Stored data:
-- Begin --

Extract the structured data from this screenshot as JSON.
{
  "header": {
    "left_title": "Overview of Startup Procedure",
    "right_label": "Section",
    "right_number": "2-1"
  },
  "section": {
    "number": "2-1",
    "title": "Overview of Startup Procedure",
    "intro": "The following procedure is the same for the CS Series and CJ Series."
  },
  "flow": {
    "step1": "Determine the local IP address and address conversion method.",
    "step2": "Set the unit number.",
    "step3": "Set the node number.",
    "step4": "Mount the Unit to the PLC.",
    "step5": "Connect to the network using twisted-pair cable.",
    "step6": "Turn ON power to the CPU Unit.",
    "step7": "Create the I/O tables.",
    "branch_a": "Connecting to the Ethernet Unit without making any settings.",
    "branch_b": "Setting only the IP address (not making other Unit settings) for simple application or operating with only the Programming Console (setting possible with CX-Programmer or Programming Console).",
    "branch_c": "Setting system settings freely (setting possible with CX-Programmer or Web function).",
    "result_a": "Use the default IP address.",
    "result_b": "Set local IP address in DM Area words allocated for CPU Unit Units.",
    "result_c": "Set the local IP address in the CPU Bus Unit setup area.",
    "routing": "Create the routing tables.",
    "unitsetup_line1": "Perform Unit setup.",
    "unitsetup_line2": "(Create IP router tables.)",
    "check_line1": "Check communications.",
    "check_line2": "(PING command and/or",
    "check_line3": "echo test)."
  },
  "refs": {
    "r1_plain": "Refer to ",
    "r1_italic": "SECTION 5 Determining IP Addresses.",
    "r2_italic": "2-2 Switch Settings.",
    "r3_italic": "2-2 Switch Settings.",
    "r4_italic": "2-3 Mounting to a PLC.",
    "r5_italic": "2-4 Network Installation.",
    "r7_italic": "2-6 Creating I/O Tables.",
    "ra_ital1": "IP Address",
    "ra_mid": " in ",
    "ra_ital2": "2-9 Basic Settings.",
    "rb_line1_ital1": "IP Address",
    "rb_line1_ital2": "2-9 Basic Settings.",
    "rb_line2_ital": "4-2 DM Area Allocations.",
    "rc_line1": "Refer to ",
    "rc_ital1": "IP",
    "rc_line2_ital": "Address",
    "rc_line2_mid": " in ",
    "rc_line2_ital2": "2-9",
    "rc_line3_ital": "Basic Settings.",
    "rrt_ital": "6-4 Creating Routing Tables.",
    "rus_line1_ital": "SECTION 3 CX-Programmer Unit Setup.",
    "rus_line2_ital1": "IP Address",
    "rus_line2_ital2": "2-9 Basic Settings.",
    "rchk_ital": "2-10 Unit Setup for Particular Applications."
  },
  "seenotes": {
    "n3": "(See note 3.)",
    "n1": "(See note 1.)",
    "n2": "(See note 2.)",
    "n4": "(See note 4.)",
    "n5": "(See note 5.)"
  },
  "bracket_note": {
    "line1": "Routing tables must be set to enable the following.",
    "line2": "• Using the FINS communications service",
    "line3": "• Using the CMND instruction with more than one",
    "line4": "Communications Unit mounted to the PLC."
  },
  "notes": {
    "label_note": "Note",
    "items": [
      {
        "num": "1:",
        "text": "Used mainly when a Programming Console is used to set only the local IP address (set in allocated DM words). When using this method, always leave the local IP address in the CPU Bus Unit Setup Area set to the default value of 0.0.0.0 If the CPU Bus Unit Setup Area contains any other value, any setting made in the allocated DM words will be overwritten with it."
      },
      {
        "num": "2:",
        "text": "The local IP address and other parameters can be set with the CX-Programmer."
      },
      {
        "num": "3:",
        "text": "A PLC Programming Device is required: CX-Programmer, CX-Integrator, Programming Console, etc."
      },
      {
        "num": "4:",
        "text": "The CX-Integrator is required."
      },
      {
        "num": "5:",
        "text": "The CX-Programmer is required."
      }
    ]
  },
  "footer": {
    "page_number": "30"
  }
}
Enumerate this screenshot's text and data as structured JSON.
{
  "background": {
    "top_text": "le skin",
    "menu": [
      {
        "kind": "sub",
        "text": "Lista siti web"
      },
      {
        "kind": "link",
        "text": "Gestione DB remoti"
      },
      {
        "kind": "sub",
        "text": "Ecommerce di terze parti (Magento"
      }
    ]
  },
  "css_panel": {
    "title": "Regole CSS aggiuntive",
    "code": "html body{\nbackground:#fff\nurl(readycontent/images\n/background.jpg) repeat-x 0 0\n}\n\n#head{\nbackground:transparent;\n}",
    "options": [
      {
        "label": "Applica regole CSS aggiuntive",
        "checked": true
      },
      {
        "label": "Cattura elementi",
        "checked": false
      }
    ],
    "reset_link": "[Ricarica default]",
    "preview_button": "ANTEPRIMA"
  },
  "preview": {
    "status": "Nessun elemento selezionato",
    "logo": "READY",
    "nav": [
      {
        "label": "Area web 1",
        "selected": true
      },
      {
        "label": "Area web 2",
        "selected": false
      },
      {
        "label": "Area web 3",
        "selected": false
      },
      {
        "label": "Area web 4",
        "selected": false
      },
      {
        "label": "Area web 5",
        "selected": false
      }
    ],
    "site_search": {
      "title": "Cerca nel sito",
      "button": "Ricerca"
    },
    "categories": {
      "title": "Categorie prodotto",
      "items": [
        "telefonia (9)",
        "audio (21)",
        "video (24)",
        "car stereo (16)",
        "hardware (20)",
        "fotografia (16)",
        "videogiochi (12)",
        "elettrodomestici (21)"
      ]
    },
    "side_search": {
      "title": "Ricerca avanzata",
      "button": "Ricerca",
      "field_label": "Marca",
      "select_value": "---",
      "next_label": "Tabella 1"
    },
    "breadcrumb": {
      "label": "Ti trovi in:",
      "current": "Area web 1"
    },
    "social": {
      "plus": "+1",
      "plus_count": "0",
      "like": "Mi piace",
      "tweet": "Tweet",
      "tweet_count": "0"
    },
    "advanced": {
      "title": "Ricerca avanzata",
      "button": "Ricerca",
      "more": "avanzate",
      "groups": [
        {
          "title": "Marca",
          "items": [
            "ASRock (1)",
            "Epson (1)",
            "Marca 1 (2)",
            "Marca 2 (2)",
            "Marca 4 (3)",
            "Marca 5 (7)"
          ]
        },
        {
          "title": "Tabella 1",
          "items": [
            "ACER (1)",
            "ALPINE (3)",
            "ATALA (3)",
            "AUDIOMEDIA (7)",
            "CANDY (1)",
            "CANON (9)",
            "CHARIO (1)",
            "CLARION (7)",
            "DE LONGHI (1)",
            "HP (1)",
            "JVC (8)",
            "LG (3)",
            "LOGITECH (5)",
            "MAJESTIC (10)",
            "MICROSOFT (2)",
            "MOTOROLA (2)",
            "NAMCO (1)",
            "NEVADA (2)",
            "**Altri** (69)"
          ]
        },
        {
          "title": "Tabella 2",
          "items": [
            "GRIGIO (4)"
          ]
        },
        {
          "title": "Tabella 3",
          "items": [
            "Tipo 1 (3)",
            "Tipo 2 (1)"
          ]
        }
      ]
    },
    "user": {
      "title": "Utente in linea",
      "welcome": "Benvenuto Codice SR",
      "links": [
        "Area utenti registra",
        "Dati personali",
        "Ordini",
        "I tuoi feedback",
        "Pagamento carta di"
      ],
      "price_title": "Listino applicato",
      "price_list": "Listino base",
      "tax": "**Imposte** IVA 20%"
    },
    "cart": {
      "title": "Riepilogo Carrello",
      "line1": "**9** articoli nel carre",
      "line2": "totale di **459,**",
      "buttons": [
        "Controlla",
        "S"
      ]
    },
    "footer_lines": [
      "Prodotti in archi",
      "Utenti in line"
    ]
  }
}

-- End --

● **To do**:
Transcribe each entry precisely, missing none.

● **Output below**:
Extract the structured data from this screenshot as JSON.
{
  "header": {
    "left_title": "Overview of Startup Procedure",
    "right_label": "Section",
    "right_number": "2-1"
  },
  "section": {
    "number": "2-1",
    "title": "Overview of Startup Procedure",
    "intro": "The following procedure is the same for the CS Series and CJ Series."
  },
  "flow": {
    "step1": "Determine the local IP address and address conversion method.",
    "step2": "Set the unit number.",
    "step3": "Set the node number.",
    "step4": "Mount the Unit to the PLC.",
    "step5": "Connect to the network using twisted-pair cable.",
    "step6": "Turn ON power to the CPU Unit.",
    "step7": "Create the I/O tables.",
    "branch_a": "Connecting to the Ethernet Unit without making any settings.",
    "branch_b": "Setting only the IP address (not making other Unit settings) for simple application or operating with only the Programming Console (setting possible with CX-Programmer or Programming Console).",
    "branch_c": "Setting system settings freely (setting possible with CX-Programmer or Web function).",
    "result_a": "Use the default IP address.",
    "result_b": "Set local IP address in DM Area words allocated for CPU Unit Units.",
    "result_c": "Set the local IP address in the CPU Bus Unit setup area.",
    "routing": "Create the routing tables.",
    "unitsetup_line1": "Perform Unit setup.",
    "unitsetup_line2": "(Create IP router tables.)",
    "check_line1": "Check communications.",
    "check_line2": "(PING command and/or",
    "check_line3": "echo test)."
  },
  "refs": {
    "r1_plain": "Refer to ",
    "r1_italic": "SECTION 5 Determining IP Addresses.",
    "r2_italic": "2-2 Switch Settings.",
    "r3_italic": "2-2 Switch Settings.",
    "r4_italic": "2-3 Mounting to a PLC.",
    "r5_italic": "2-4 Network Installation.",
    "r7_italic": "2-6 Creating I/O Tables.",
    "ra_ital1": "IP Address",
    "ra_mid": " in ",
    "ra_ital2": "2-9 Basic Settings.",
    "rb_line1_ital1": "IP Address",
    "rb_line1_ital2": "2-9 Basic Settings.",
    "rb_line2_ital": "4-2 DM Area Allocations.",
    "rc_line1": "Refer to ",
    "rc_ital1": "IP",
    "rc_line2_ital": "Address",
    "rc_line2_mid": " in ",
    "rc_line2_ital2": "2-9",
    "rc_line3_ital": "Basic Settings.",
    "rrt_ital": "6-4 Creating Routing Tables.",
    "rus_line1_ital": "SECTION 3 CX-Programmer Unit Setup.",
    "rus_line2_ital1": "IP Address",
    "rus_line2_ital2": "2-9 Basic Settings.",
    "rchk_ital": "2-10 Unit Setup for Particular Applications."
  },
  "seenotes": {
    "n3": "(See note 3.)",
    "n1": "(See note 1.)",
    "n2": "(See note 2.)",
    "n4": "(See note 4.)",
    "n5": "(See note 5.)"
  },
  "bracket_note": {
    "line1": "Routing tables must be set to enable the following.",
    "line2": "• Using the FINS communications service",
    "line3": "• Using the CMND instruction with more than one",
    "line4": "Communications Unit mounted to the PLC."
  },
  "notes": {
    "label_note": "Note",
    "items": [
      {
        "num": "1:",
        "text": "Used mainly when a Programming Console is used to set only the local IP address (set in allocated DM words). When using this method, always leave the local IP address in the CPU Bus Unit Setup Area set to the default value of 0.0.0.0 If the CPU Bus Unit Setup Area contains any other value, any setting made in the allocated DM words will be overwritten with it."
      },
      {
        "num": "2:",
        "text": "The local IP address and other parameters can be set with the CX-Programmer."
      },
      {
        "num": "3:",
        "text": "A PLC Programming Device is required: CX-Programmer, CX-Integrator, Programming Console, etc."
      },
      {
        "num": "4:",
        "text": "The CX-Integrator is required."
      },
      {
        "num": "5:",
        "text": "The CX-Programmer is required."
      }
    ]
  },
  "footer": {
    "page_number": "30"
  }
}
Enumerate this screenshot's text and data as structured JSON.
{
  "background": {
    "top_text": "le skin",
    "menu": [
      {
        "kind": "sub",
        "text": "Lista siti web"
      },
      {
        "kind": "link",
        "text": "Gestione DB remoti"
      },
      {
        "kind": "sub",
        "text": "Ecommerce di terze parti (Magento"
      }
    ]
  },
  "css_panel": {
    "title": "Regole CSS aggiuntive",
    "code": "html body{\nbackground:#fff\nurl(readycontent/images\n/background.jpg) repeat-x 0 0\n}\n\n#head{\nbackground:transparent;\n}",
    "options": [
      {
        "label": "Applica regole CSS aggiuntive",
        "checked": true
      },
      {
        "label": "Cattura elementi",
        "checked": false
      }
    ],
    "reset_link": "[Ricarica default]",
    "preview_button": "ANTEPRIMA"
  },
  "preview": {
    "status": "Nessun elemento selezionato",
    "logo": "READY",
    "nav": [
      {
        "label": "Area web 1",
        "selected": true
      },
      {
        "label": "Area web 2",
        "selected": false
      },
      {
        "label": "Area web 3",
        "selected": false
      },
      {
        "label": "Area web 4",
        "selected": false
      },
      {
        "label": "Area web 5",
        "selected": false
      }
    ],
    "site_search": {
      "title": "Cerca nel sito",
      "button": "Ricerca"
    },
    "categories": {
      "title": "Categorie prodotto",
      "items": [
        "telefonia (9)",
        "audio (21)",
        "video (24)",
        "car stereo (16)",
        "hardware (20)",
        "fotografia (16)",
        "videogiochi (12)",
        "elettrodomestici (21)"
      ]
    },
    "side_search": {
      "title": "Ricerca avanzata",
      "button": "Ricerca",
      "field_label": "Marca",
      "select_value": "---",
      "next_label": "Tabella 1"
    },
    "breadcrumb": {
      "label": "Ti trovi in:",
      "current": "Area web 1"
    },
    "social": {
      "plus": "+1",
      "plus_count": "0",
      "like": "Mi piace",
      "tweet": "Tweet",
      "tweet_count": "0"
    },
    "advanced": {
      "title": "Ricerca avanzata",
      "button": "Ricerca",
      "more": "avanzate",
      "groups": [
        {
          "title": "Marca",
          "items": [
            "ASRock (1)",
            "Epson (1)",
            "Marca 1 (2)",
            "Marca 2 (2)",
            "Marca 4 (3)",
            "Marca 5 (7)"
          ]
        },
        {
          "title": "Tabella 1",
          "items": [
            "ACER (1)",
            "ALPINE (3)",
            "ATALA (3)",
            "AUDIOMEDIA (7)",
            "CANDY (1)",
            "CANON (9)",
            "CHARIO (1)",
            "CLARION (7)",
            "DE LONGHI (1)",
            "HP (1)",
            "JVC (8)",
            "LG (3)",
            "LOGITECH (5)",
            "MAJESTIC (10)",
            "MICROSOFT (2)",
            "MOTOROLA (2)",
            "NAMCO (1)",
            "NEVADA (2)",
            "**Altri** (69)"
          ]
        },
        {
          "title": "Tabella 2",
          "items": [
            "GRIGIO (4)"
          ]
        },
        {
          "title": "Tabella 3",
          "items": [
            "Tipo 1 (3)",
            "Tipo 2 (1)"
          ]
        }
      ]
    },
    "user": {
      "title": "Utente in linea",
      "welcome": "Benvenuto Codice SR",
      "links": [
        "Area utenti registra",
        "Dati personali",
        "Ordini",
        "I tuoi feedback",
        "Pagamento carta di"
      ],
      "price_title": "Listino applicato",
      "price_list": "Listino base",
      "tax": "**Imposte** IVA 20%"
    },
    "cart": {
      "title": "Riepilogo Carrello",
      "line1": "**9** articoli nel carre",
      "line2": "totale di **459,**",
      "buttons": [
        "Controlla",
        "S"
      ]
    },
    "footer_lines": [
      "Prodotti in archi",
      "Utenti in line"
    ]
  }
}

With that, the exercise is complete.